# WRITTEN PROBLEM
Go through the listing and copy every line word for word.

# INPUT DATA

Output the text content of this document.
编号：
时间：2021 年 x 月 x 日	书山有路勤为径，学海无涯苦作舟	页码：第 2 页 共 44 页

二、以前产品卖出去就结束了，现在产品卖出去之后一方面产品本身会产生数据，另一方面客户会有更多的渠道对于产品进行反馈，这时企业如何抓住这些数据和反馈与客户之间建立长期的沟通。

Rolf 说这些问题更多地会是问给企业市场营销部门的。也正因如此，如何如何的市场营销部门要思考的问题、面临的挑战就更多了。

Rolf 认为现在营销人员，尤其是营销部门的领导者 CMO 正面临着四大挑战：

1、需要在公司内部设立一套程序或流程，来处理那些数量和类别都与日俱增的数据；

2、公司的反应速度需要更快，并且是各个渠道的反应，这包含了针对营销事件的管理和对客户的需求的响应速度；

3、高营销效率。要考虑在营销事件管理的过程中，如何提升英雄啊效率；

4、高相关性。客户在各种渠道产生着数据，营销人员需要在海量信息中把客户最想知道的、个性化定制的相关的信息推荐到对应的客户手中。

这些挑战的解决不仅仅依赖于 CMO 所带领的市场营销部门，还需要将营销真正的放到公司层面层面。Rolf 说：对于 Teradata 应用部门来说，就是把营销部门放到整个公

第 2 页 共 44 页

# TASK ANSWER
Output the text content of this document.
编号：
时间：2021 年 x 月 x 日	书山有路勤为径，学海无涯苦作舟	页码：第 2 页 共 44 页

二、以前产品卖出去就结束了，现在产品卖出去之后一方面产品本身会产生数据，另一方面客户会有更多的渠道对于产品进行反馈，这时企业如何抓住这些数据和反馈与客户之间建立长期的沟通。

Rolf 说这些问题更多地会是问给企业市场营销部门的。也正因如此，如何如何的市场营销部门要思考的问题、面临的挑战就更多了。

Rolf 认为现在营销人员，尤其是营销部门的领导者 CMO 正面临着四大挑战：

1、需要在公司内部设立一套程序或流程，来处理那些数量和类别都与日俱增的数据；

2、公司的反应速度需要更快，并且是各个渠道的反应，这包含了针对营销事件的管理和对客户的需求的响应速度；

3、高营销效率。要考虑在营销事件管理的过程中，如何提升英雄啊效率；

4、高相关性。客户在各种渠道产生着数据，营销人员需要在海量信息中把客户最想知道的、个性化定制的相关的信息推荐到对应的客户手中。

这些挑战的解决不仅仅依赖于 CMO 所带领的市场营销部门，还需要将营销真正的放到公司层面层面。Rolf 说：对于 Teradata 应用部门来说，就是把营销部门放到整个公

第 2 页 共 44 页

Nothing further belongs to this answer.